What you should do:
According to the passage about New Boston, what was the coldest temperature recorded there, and on what date?

According to the Köppen Climate Classification system, New Boston has a hot-summer humid continental climate, abbreviated "Dfa" on climate maps. The hottest temperature recorded in New Boston was 105 F on July 28, 2011, while the coldest temperature recorded was -26 F on January 31, 2019.

Climate data for New Boston Dam, Illinois, 1991–2020 normals, extremes 1938–present
| Month | Jan | Feb | Mar | Apr | May | Jun | Jul | Aug | Sep | Oct | Nov | Dec | Year |
| Record high °F (°C) | 64 (18) | 75 (24) | 86 (30) | 88 (31) | 96 (36) | 99 (37) | 105 (41) | 103 (39) | 99 (37) | 92 (33) | 82 (28) | 73 (23) | 105 (41) |
| Mean maximum °F (°C) | 54.3 (12.4) | 57.2 (14.0) | 70.4 (21.3) | 81.3 (27.4) | 88.3 (31.3) | 93.5 (34.2) | 96.4 (35.8) | 94.5 (34.7) | 91.5 (33.1) | 83.8 (28.8) | 71.0 (21.7) | 57.2 (14.0) | 97.8 (36.6) |
| Mean daily maximum °F (°C) | 31.5 (−0.3) | 36.0 (2.2) | 48.6 (9.2) | 61.9 (16.6) | 72.9 (22.7) | 82.5 (28.1) | 86.0 (30.0) | 83.9 (28.8) | 77.4 (25.2) | 64.3 (17.9) | 49.4 (9.7) | 36.7 (2.6) | 60.9 (16.1) |
| Daily mean °F (°C) | 23.4 (−4.8) | 27.5 (−2.5) | 39.1 (3.9) | 51.2 (10.7) | 62.4 (16.9) | 72.2 (22.3) | 75.7 (24.3) | 73.4 (23.0) | 66.0 (18.9) | 53.8 (12.1) | 40.7 (4.8) | 29.3 (−1.5) | 51.2 (10.7) |
| Mean daily minimum °F (°C) | 15.3 (−9.3) | 19.0 (−7.2) | 29.6 (−1.3) | 40.4 (4.7) | 51.8 (11.0) | 61.9 (16.6) | 65.3 (18.5) | 62.9 (17.2) | 54.5 (12.5) | 43.3 (6.3) | 31.9 (−0.1) | 21.8 (−5.7) | 41.5 (5.3) |
| Mean minimum °F (°C) | −6.3 (−21.3) | −0.5 (−18.1) | 11.1 (−11.6) | 28.4 (−2.0) | 38.3 (3.5) | 49.6 (9.8) | 55.8 (13.2) | 53.0 (11.7) | 41.5 (5.3) | 29.3 (−1.5) | 17.8 (−7.9) | 2.0 (−16.7) | −11.3 (−24.1) |
| Record low °F (°C) | −26 (−32) | −25 (−32) | −14 (−26) | 17 (−8) | 28 (−2) | 31 (−1) | 49 (9) | 46 (8) | 30 (−1) | 21 (−6) | 6 (−14) | −18 (−28) | −26 (−32) |
| Average precipitation inches (mm) | 1.31 (33) | 1.72 (44) | 2.62 (67) | 3.56 (90) | 5.05 (128) | 4.59 (117) | 3.52 (89) | 3.83 (97) | 3.34 (85) | 2.86 (73) | 2.13 (54) | 1.77 (45) | 36.3 (922) |
| Average precipitation days (≥ 0.01 in) | 7.6 | 7.2 | 9.0 | 10.1 | 12.2 | 10.1 | 7.8 | 8.5 | 7.5 | 8.0 | 7.7 | 8.1 | 103.8 |
Source 1: NOAA
Source 2: National Weather Service

==Demographics==

As of the census of 2000, there were 632 people, 269 households, and 177 families residing in the city. The population density was 672.6 PD/sqmi. There were 317 housing units at an average density of 337.4 /sqmi. The racial makeup of the city was 99.53% White, 0.16% African-American, 0.16% Native American, 0.16% from other races. Hispanic or Latino people of any race were 0.32% of the population.

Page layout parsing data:
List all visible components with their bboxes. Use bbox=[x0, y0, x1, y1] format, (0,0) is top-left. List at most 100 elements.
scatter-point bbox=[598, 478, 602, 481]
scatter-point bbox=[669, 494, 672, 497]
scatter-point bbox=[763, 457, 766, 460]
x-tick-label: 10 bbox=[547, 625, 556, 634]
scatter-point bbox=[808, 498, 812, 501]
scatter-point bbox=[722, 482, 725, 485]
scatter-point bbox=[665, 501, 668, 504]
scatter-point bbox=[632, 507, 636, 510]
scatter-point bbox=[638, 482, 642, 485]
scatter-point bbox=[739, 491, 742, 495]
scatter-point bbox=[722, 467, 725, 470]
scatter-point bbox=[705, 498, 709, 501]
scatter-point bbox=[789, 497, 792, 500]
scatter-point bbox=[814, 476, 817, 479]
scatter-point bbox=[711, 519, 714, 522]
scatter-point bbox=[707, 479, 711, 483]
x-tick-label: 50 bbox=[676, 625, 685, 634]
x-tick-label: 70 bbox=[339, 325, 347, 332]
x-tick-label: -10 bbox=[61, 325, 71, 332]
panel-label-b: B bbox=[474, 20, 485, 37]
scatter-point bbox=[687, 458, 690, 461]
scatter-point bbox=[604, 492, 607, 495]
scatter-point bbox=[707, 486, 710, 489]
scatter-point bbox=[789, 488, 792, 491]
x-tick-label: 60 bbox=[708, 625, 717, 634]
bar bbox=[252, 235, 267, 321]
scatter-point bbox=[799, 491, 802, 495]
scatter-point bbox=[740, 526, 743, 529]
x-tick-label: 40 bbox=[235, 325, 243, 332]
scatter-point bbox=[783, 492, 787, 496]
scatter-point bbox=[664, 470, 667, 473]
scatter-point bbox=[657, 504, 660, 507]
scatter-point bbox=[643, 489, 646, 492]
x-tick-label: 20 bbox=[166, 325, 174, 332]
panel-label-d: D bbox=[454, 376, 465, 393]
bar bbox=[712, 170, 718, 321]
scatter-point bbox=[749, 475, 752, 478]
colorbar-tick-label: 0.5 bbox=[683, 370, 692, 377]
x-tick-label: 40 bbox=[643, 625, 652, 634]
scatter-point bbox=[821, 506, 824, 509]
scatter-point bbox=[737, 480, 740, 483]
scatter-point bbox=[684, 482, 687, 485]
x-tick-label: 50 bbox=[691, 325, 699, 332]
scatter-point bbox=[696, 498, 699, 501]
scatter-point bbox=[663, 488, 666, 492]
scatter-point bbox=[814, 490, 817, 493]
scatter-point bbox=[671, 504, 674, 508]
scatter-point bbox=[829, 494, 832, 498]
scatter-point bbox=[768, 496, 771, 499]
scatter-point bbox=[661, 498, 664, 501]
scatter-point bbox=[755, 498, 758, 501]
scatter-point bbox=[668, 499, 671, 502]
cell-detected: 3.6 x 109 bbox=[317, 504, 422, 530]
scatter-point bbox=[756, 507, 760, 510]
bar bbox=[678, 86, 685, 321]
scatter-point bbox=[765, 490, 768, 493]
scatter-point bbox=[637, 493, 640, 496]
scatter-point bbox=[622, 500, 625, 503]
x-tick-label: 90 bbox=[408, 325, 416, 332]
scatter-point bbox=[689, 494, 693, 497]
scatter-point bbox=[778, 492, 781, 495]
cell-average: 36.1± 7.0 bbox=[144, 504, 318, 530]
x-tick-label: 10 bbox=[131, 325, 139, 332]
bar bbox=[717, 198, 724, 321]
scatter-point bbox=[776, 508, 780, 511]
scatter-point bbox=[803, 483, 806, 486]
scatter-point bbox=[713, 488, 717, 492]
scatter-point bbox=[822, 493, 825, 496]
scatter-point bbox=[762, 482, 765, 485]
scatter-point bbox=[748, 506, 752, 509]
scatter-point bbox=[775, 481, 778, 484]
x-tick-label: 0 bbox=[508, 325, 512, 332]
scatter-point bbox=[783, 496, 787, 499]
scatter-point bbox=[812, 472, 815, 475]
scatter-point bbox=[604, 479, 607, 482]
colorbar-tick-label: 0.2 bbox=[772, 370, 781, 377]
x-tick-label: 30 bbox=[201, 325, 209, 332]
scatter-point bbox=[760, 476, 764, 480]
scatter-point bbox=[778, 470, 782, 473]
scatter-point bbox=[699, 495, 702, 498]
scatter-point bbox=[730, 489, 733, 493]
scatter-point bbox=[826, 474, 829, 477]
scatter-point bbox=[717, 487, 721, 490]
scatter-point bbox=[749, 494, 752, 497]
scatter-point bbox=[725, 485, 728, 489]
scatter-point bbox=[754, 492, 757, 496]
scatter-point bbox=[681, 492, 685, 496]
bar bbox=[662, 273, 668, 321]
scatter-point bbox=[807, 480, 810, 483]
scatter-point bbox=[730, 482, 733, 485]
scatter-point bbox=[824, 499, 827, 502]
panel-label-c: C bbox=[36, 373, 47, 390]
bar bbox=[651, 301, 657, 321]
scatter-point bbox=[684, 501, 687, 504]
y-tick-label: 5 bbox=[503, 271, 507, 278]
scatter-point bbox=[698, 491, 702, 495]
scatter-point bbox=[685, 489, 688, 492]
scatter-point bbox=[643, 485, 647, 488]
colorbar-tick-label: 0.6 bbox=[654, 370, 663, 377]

Answer section:
-26 F, on January 31, 2019.